> What is asked
Return the entries below verbatim. Pictures stay out.

::::::::

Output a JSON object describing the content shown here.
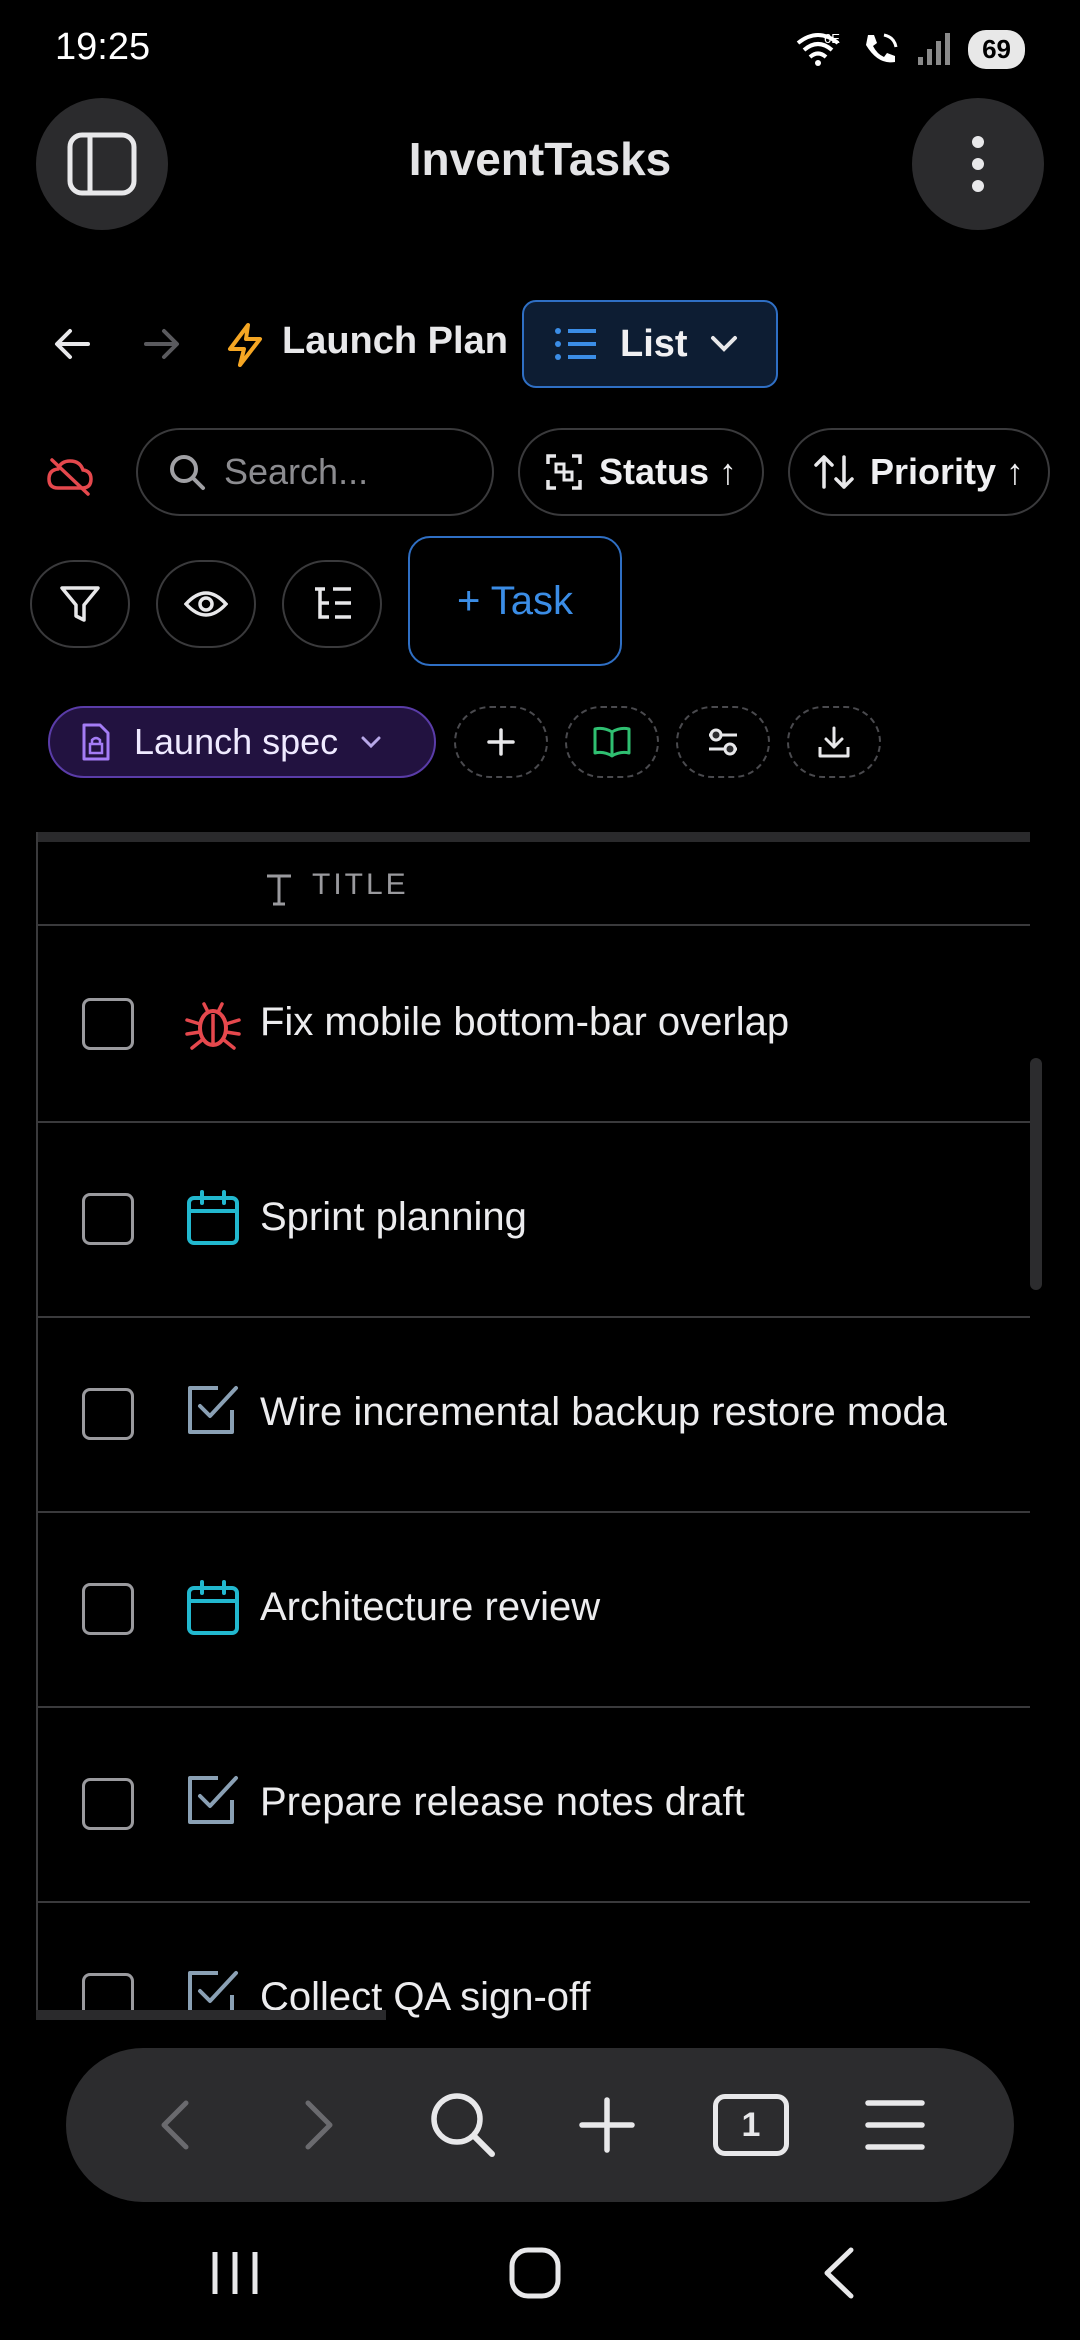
{
  "status_bar": {
    "time": "19:25",
    "battery": "69",
    "network": "6E"
  },
  "app": {
    "title": "InventTasks"
  },
  "breadcrumb": {
    "project": "Launch Plan",
    "view": "List"
  },
  "toolbar": {
    "search_placeholder": "Search...",
    "status_sort": "Status ↑",
    "priority_sort": "Priority ↑",
    "add_task": "+ Task"
  },
  "doc_chip": {
    "label": "Launch spec"
  },
  "table": {
    "column_title": "TITLE",
    "rows": [
      {
        "title": "Fix mobile bottom-bar overlap",
        "icon": "bug-icon",
        "color": "#e5484d"
      },
      {
        "title": "Sprint planning",
        "icon": "calendar-icon",
        "color": "#22b8cf"
      },
      {
        "title": "Wire incremental backup restore moda",
        "icon": "checkbox-task-icon",
        "color": "#8aa0b4"
      },
      {
        "title": "Architecture review",
        "icon": "calendar-icon",
        "color": "#22b8cf"
      },
      {
        "title": "Prepare release notes draft",
        "icon": "checkbox-task-icon",
        "color": "#8aa0b4"
      },
      {
        "title": "Collect QA sign-off",
        "icon": "checkbox-task-icon",
        "color": "#8aa0b4"
      }
    ]
  },
  "browser": {
    "tab_count": "1"
  },
  "colors": {
    "accent": "#3b8de6",
    "doc_chip": "#5a3ca8",
    "hidden_icon": "#e5484d",
    "bolt": "#f5a623"
  }
}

::::::::

> Correct output
Output a JSON object describing the content shown here.
{
  "status_bar": {
    "time": "19:25",
    "battery": "69",
    "network": "6E"
  },
  "app": {
    "title": "InventTasks"
  },
  "breadcrumb": {
    "project": "Launch Plan",
    "view": "List"
  },
  "toolbar": {
    "search_placeholder": "Search...",
    "status_sort": "Status ↑",
    "priority_sort": "Priority ↑",
    "add_task": "+ Task"
  },
  "doc_chip": {
    "label": "Launch spec"
  },
  "table": {
    "column_title": "TITLE",
    "rows": [
      {
        "title": "Fix mobile bottom-bar overlap",
        "icon": "bug-icon",
        "color": "#e5484d"
      },
      {
        "title": "Sprint planning",
        "icon": "calendar-icon",
        "color": "#22b8cf"
      },
      {
        "title": "Wire incremental backup restore moda",
        "icon": "checkbox-task-icon",
        "color": "#8aa0b4"
      },
      {
        "title": "Architecture review",
        "icon": "calendar-icon",
        "color": "#22b8cf"
      },
      {
        "title": "Prepare release notes draft",
        "icon": "checkbox-task-icon",
        "color": "#8aa0b4"
      },
      {
        "title": "Collect QA sign-off",
        "icon": "checkbox-task-icon",
        "color": "#8aa0b4"
      }
    ]
  },
  "browser": {
    "tab_count": "1"
  },
  "colors": {
    "accent": "#3b8de6",
    "doc_chip": "#5a3ca8",
    "hidden_icon": "#e5484d",
    "bolt": "#f5a623"
  }
}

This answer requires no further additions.